**FONTE**
--

Episodi di antisemitismo – aggressioni fisiche, insulti e minacce nei media, profanazioni di luoghi di culto e cimiteri ebraici – segnano un preoccupante risorgere in vari paesi d’Europa. In Francia, le statistiche governative indicano un vistoso aumento di tali episodi nei mesi della guerra in corso fra Israele e Hamas, in seguito all’eccidio di massa perpetrato da quest’ultimo nel sud di Israele e alla massiccia ritorsione da parte dello stato ebraico. Secondo i dati recenti dell’Osservatorio sull’antisemitismo della Fondazione CDEC, analoghi segni di un incrudirsi di sentimenti e atti diretti contro individui e istituzioni ebraiche si osservano anche in Germania, nel Regno Unito e altrove, inclusa l’Italia. I dati registrati rappresentano, in realtà, una sottostima del fenomeno poiché riflettono solo le denunce esplicite e non i numerosi casi che restano ignoti.

--

**DATI FORNITI**
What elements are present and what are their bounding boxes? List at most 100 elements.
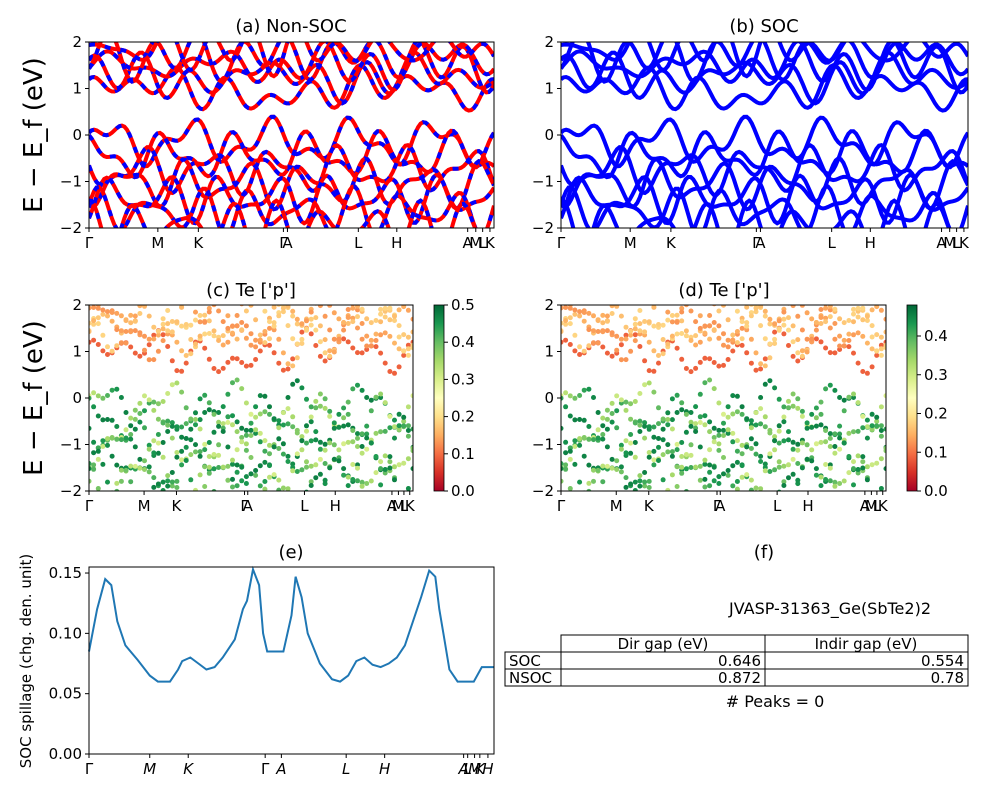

--

**REQUISITI DELL'ESERCIZIO**
**a)** Secondo il testo sull'antisemitismo in Europa, perché i dati registrati sottostimano il fenomeno?
**b)** Prosegui il testo sull'antisemitismo in Europa a partire dalla sua ultima frase.
I dati provengono da un'altra fonte.

**RISPOSTE PER CONSEGNA**
**a)** Perché riflettono solo le denunce esplicite e non i numerosi casi che restano ignoti.

**b)**
I parallelismi con gli anni Trenta del Novecento sono fuorvianti: oggi non esiste un antisemitismo di stato e, in generale, le istituzioni pubbliche sono impegnate a combattere rigurgiti antisemiti con un’azione di educazione, vigilanza e prevenzione. Tuttavia, in diversi segmenti della società europea persistono zone di connivenza, copertura o sorda passività che alimentano un senso di impunità in coloro che predicano ostilità contro gli ebrei. Un passo significativo è stato l’approvazione da parte del Consiglio dell’Ue, nel 2018, di una definizione operativa di atti di antisemitismo concordata dell’International Holocaust Remembrance Alliance (IHRA). Questa stessa definizione era stata approvata nel 2016 dall’Organizzazione per la Sicurezza e la Cooperazione in Europa (OSCE), con l’adesione di 56 paesi, tra cui alcune repubbliche mussulmane dell’ex URSS, e la sola opposizione della Russia.
L’antisemitismo in Europa
Eppure la patologia persiste e si diffonde in Europa senza complessi, abbattendo tabù e riesumando vecchi stereotipi. Sebbene siano gli ebrei a soffrire direttamente dell’antisemitismo e della sua lunga, dolorosa e orribile storia nel continente, esso rappresenta un sintomo acuto del malessere di una società e del degrado di forme di convivenza civile e democratica. Riflette l’ascesa di partiti e movimenti che esaltano l’identità etno-nazionale o persino razziale, l’intolleranza vero il diverso e il rifiuto dei diritti delle minoranze. Minoranze come quella ebraica, per le quali una società aperta e plurale, in cui le molteplici identità, culture, comunità sono riconosciute come legittime e rispettate, è una condizione vitale di esistenza.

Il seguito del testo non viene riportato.